What is expected: Return all of the data exactly, with nothing left out but the pictures.

Material to process:
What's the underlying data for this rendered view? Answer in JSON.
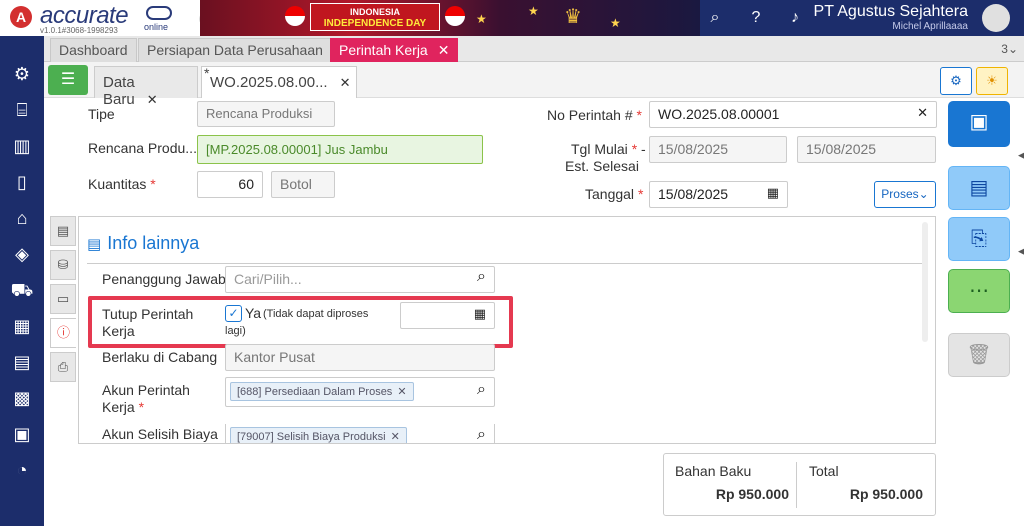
{
  "app": {
    "logo_letter": "A",
    "logo_text": "accurate",
    "logo_sub": "online",
    "version": "v1.0.1#3068-1998293"
  },
  "banner": {
    "line1": "INDONESIA",
    "line2": "INDEPENDENCE DAY"
  },
  "header": {
    "company": "PT Agustus Sejahtera",
    "user": "Michel Aprillaaaa"
  },
  "tabs": [
    {
      "label": "Dashboard"
    },
    {
      "label": "Persiapan Data Perusahaan"
    },
    {
      "label": "Perintah Kerja",
      "close": "✕"
    }
  ],
  "tab_count": "3⌄",
  "subtabs": [
    {
      "label": "Data Baru",
      "close": "✕"
    },
    {
      "label": "WO.2025.08.00...",
      "close": "✕",
      "modified": "*"
    }
  ],
  "form": {
    "tipe_label": "Tipe",
    "tipe_value": "Rencana Produksi",
    "rencana_label": "Rencana Produ...",
    "rencana_value": "[MP.2025.08.00001] Jus Jambu",
    "kuantitas_label": "Kuantitas",
    "kuantitas_value": "60",
    "kuantitas_unit": "Botol",
    "no_label": "No Perintah #",
    "no_value": "WO.2025.08.00001",
    "tgl_mulai_label": "Tgl Mulai",
    "est_label": "Est. Selesai",
    "tgl_mulai_value": "15/08/2025",
    "est_value": "15/08/2025",
    "tanggal_label": "Tanggal",
    "tanggal_value": "15/08/2025",
    "proses_label": "Proses⌄",
    "required": "*",
    "dash": "-"
  },
  "info": {
    "title": "Info lainnya",
    "pj_label": "Penanggung Jawab",
    "pj_placeholder": "Cari/Pilih...",
    "tutup_label1": "Tutup Perintah",
    "tutup_label2": "Kerja",
    "tutup_check": "✓",
    "tutup_ya": "Ya",
    "tutup_note1": "(Tidak dapat diproses",
    "tutup_note2": "lagi)",
    "cabang_label": "Berlaku di Cabang",
    "cabang_value": "Kantor Pusat",
    "akun_label1": "Akun Perintah",
    "akun_label2": "Kerja",
    "akun_value": "[688] Persediaan Dalam Proses",
    "selisih_label": "Akun Selisih Biaya",
    "selisih_value": "[79007] Selisih Biaya Produksi",
    "chip_x": "✕"
  },
  "totals": {
    "bahan_label": "Bahan Baku",
    "bahan_value": "Rp 950.000",
    "total_label": "Total",
    "total_value": "Rp 950.000"
  },
  "icons": {
    "search": "⌕",
    "close": "✕",
    "calendar": "▦",
    "gear": "⚙",
    "bulb": "☀",
    "save": "▣",
    "doc": "▤",
    "clip": "⎘",
    "more": "⋯",
    "trash": "🗑"
  },
  "colors": {
    "nav": "#1c2d6b",
    "active_tab": "#e0245e",
    "primary": "#1976d2",
    "highlight": "#e53950"
  }
}
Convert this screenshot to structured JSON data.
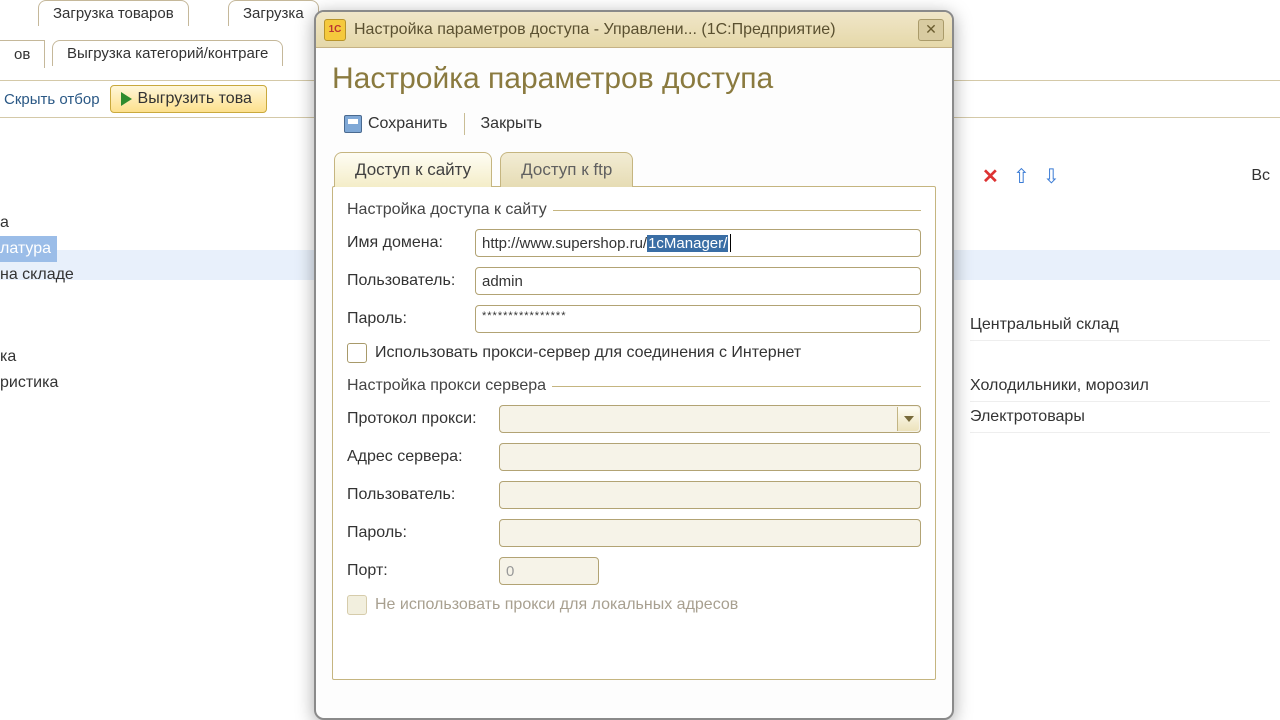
{
  "bg": {
    "tab1": "Загрузка товаров",
    "tab2": "Загрузка",
    "subtab1": "ов",
    "subtab2": "Выгрузка категорий/контраге",
    "hide_filter": "Скрыть отбор",
    "export_btn": "Выгрузить това",
    "vs_label": "Вс",
    "tree": {
      "i0": "а",
      "i1": "латура",
      "i2": "на складе",
      "i3": "",
      "i4": "ка",
      "i5": "ристика"
    },
    "right": {
      "r1": "Центральный склад",
      "r2": "Холодильники, морозил",
      "r3": "Электротовары"
    }
  },
  "dialog": {
    "title": "Настройка параметров доступа - Управлени...  (1С:Предприятие)",
    "heading": "Настройка параметров доступа",
    "toolbar": {
      "save": "Сохранить",
      "close": "Закрыть"
    },
    "tabs": {
      "site": "Доступ к сайту",
      "ftp": "Доступ к ftp"
    },
    "site_group": "Настройка доступа к сайту",
    "domain_label": "Имя домена:",
    "domain_prefix": "http://www.supershop.ru/",
    "domain_selected": "1cManager/",
    "user_label": "Пользователь:",
    "user_value": "admin",
    "pass_label": "Пароль:",
    "pass_value": "****************",
    "proxy_check": "Использовать прокси-сервер для соединения с Интернет",
    "proxy_group": "Настройка прокси сервера",
    "proto_label": "Протокол прокси:",
    "addr_label": "Адрес сервера:",
    "puser_label": "Пользователь:",
    "ppass_label": "Пароль:",
    "port_label": "Порт:",
    "port_value": "0",
    "local_check": "Не использовать прокси для локальных адресов"
  }
}
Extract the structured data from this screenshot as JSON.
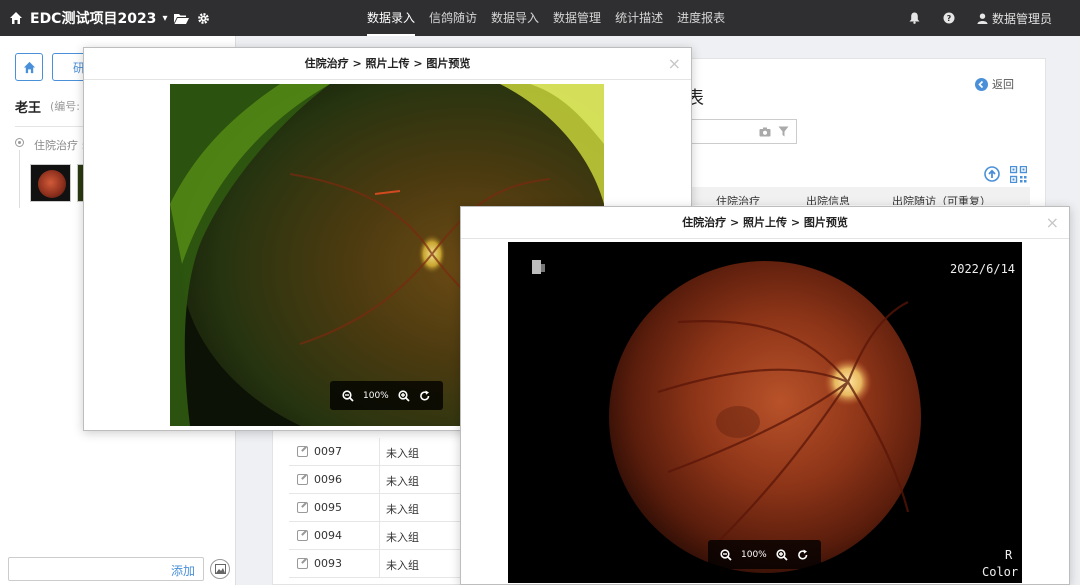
{
  "app": {
    "title": "EDC测试项目2023",
    "caret": "▾"
  },
  "nav": {
    "items": [
      {
        "label": "数据录入",
        "active": true
      },
      {
        "label": "信鸽随访"
      },
      {
        "label": "数据导入"
      },
      {
        "label": "数据管理"
      },
      {
        "label": "统计描述"
      },
      {
        "label": "进度报表"
      }
    ]
  },
  "user": {
    "name": "数据管理员"
  },
  "left": {
    "study_button": "研",
    "patient_name": "老王",
    "patient_code_label": "(编号:",
    "tree_label": "住院治疗 :",
    "add_link": "添加"
  },
  "main": {
    "title_tail": "表",
    "back_label": "返回",
    "columns": [
      "住院治疗",
      "出院信息",
      "出院随访（可重复）"
    ],
    "rows": [
      {
        "id": "0097",
        "status": "未入组"
      },
      {
        "id": "0096",
        "status": "未入组"
      },
      {
        "id": "0095",
        "status": "未入组"
      },
      {
        "id": "0094",
        "status": "未入组"
      },
      {
        "id": "0093",
        "status": "未入组"
      }
    ]
  },
  "modal1": {
    "title": "住院治疗 > 照片上传 > 图片预览",
    "close": "×",
    "zoom": "100%"
  },
  "modal2": {
    "title": "住院治疗 > 照片上传 > 图片预览",
    "close": "×",
    "zoom": "100%",
    "date_stamp": "2022/6/14",
    "eye_label": "R",
    "mode_label": "Color"
  },
  "colors": {
    "topbar": "#2f2f31",
    "accent": "#4a90d9"
  }
}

Task output:
What's the underlying data for this rendered view? Answer in JSON.
{
  "app": {
    "logo_letter": "A",
    "logo_text": "accurate",
    "logo_sub": "online",
    "version": "v1.0.1#3068-1998293"
  },
  "banner": {
    "line1": "INDONESIA",
    "line2": "INDEPENDENCE DAY"
  },
  "header": {
    "company": "PT Agustus Sejahtera",
    "user": "Michel Aprillaaaa"
  },
  "tabs": [
    {
      "label": "Dashboard"
    },
    {
      "label": "Persiapan Data Perusahaan"
    },
    {
      "label": "Perintah Kerja",
      "close": "✕"
    }
  ],
  "tab_count": "3⌄",
  "subtabs": [
    {
      "label": "Data Baru",
      "close": "✕"
    },
    {
      "label": "WO.2025.08.00...",
      "close": "✕",
      "modified": "*"
    }
  ],
  "form": {
    "tipe_label": "Tipe",
    "tipe_value": "Rencana Produksi",
    "rencana_label": "Rencana Produ...",
    "rencana_value": "[MP.2025.08.00001] Jus Jambu",
    "kuantitas_label": "Kuantitas",
    "kuantitas_value": "60",
    "kuantitas_unit": "Botol",
    "no_label": "No Perintah #",
    "no_value": "WO.2025.08.00001",
    "tgl_mulai_label": "Tgl Mulai",
    "est_label": "Est. Selesai",
    "tgl_mulai_value": "15/08/2025",
    "est_value": "15/08/2025",
    "tanggal_label": "Tanggal",
    "tanggal_value": "15/08/2025",
    "proses_label": "Proses⌄",
    "required": "*",
    "dash": "-"
  },
  "info": {
    "title": "Info lainnya",
    "pj_label": "Penanggung Jawab",
    "pj_placeholder": "Cari/Pilih...",
    "tutup_label1": "Tutup Perintah",
    "tutup_label2": "Kerja",
    "tutup_check": "✓",
    "tutup_ya": "Ya",
    "tutup_note1": "(Tidak dapat diproses",
    "tutup_note2": "lagi)",
    "cabang_label": "Berlaku di Cabang",
    "cabang_value": "Kantor Pusat",
    "akun_label1": "Akun Perintah",
    "akun_label2": "Kerja",
    "akun_value": "[688] Persediaan Dalam Proses",
    "selisih_label": "Akun Selisih Biaya",
    "selisih_value": "[79007] Selisih Biaya Produksi",
    "chip_x": "✕"
  },
  "totals": {
    "bahan_label": "Bahan Baku",
    "bahan_value": "Rp 950.000",
    "total_label": "Total",
    "total_value": "Rp 950.000"
  },
  "icons": {
    "search": "⌕",
    "close": "✕",
    "calendar": "▦",
    "gear": "⚙",
    "bulb": "☀",
    "save": "▣",
    "doc": "▤",
    "clip": "⎘",
    "more": "⋯",
    "trash": "🗑"
  },
  "colors": {
    "nav": "#1c2d6b",
    "active_tab": "#e0245e",
    "primary": "#1976d2",
    "highlight": "#e53950"
  }
}
Convert this screenshot to structured JSON data.
{
  "bg": {
    "tab1": "Загрузка товаров",
    "tab2": "Загрузка",
    "subtab1": "ов",
    "subtab2": "Выгрузка категорий/контраге",
    "hide_filter": "Скрыть отбор",
    "export_btn": "Выгрузить това",
    "vs_label": "Вс",
    "tree": {
      "i0": "а",
      "i1": "латура",
      "i2": "на складе",
      "i3": "",
      "i4": "ка",
      "i5": "ристика"
    },
    "right": {
      "r1": "Центральный склад",
      "r2": "Холодильники, морозил",
      "r3": "Электротовары"
    }
  },
  "dialog": {
    "title": "Настройка параметров доступа - Управлени...  (1С:Предприятие)",
    "heading": "Настройка параметров доступа",
    "toolbar": {
      "save": "Сохранить",
      "close": "Закрыть"
    },
    "tabs": {
      "site": "Доступ к сайту",
      "ftp": "Доступ к ftp"
    },
    "site_group": "Настройка доступа к сайту",
    "domain_label": "Имя домена:",
    "domain_prefix": "http://www.supershop.ru/",
    "domain_selected": "1cManager/",
    "user_label": "Пользователь:",
    "user_value": "admin",
    "pass_label": "Пароль:",
    "pass_value": "****************",
    "proxy_check": "Использовать прокси-сервер для соединения с Интернет",
    "proxy_group": "Настройка прокси сервера",
    "proto_label": "Протокол прокси:",
    "addr_label": "Адрес сервера:",
    "puser_label": "Пользователь:",
    "ppass_label": "Пароль:",
    "port_label": "Порт:",
    "port_value": "0",
    "local_check": "Не использовать прокси для локальных адресов"
  }
}
Extract the structured data from this screenshot as JSON.
{
  "app": {
    "title": "EDC测试项目2023",
    "caret": "▾"
  },
  "nav": {
    "items": [
      {
        "label": "数据录入",
        "active": true
      },
      {
        "label": "信鸽随访"
      },
      {
        "label": "数据导入"
      },
      {
        "label": "数据管理"
      },
      {
        "label": "统计描述"
      },
      {
        "label": "进度报表"
      }
    ]
  },
  "user": {
    "name": "数据管理员"
  },
  "left": {
    "study_button": "研",
    "patient_name": "老王",
    "patient_code_label": "(编号:",
    "tree_label": "住院治疗 :",
    "add_link": "添加"
  },
  "main": {
    "title_tail": "表",
    "back_label": "返回",
    "columns": [
      "住院治疗",
      "出院信息",
      "出院随访（可重复）"
    ],
    "rows": [
      {
        "id": "0097",
        "status": "未入组"
      },
      {
        "id": "0096",
        "status": "未入组"
      },
      {
        "id": "0095",
        "status": "未入组"
      },
      {
        "id": "0094",
        "status": "未入组"
      },
      {
        "id": "0093",
        "status": "未入组"
      }
    ]
  },
  "modal1": {
    "title": "住院治疗 > 照片上传 > 图片预览",
    "close": "×",
    "zoom": "100%"
  },
  "modal2": {
    "title": "住院治疗 > 照片上传 > 图片预览",
    "close": "×",
    "zoom": "100%",
    "date_stamp": "2022/6/14",
    "eye_label": "R",
    "mode_label": "Color"
  },
  "colors": {
    "topbar": "#2f2f31",
    "accent": "#4a90d9"
  }
}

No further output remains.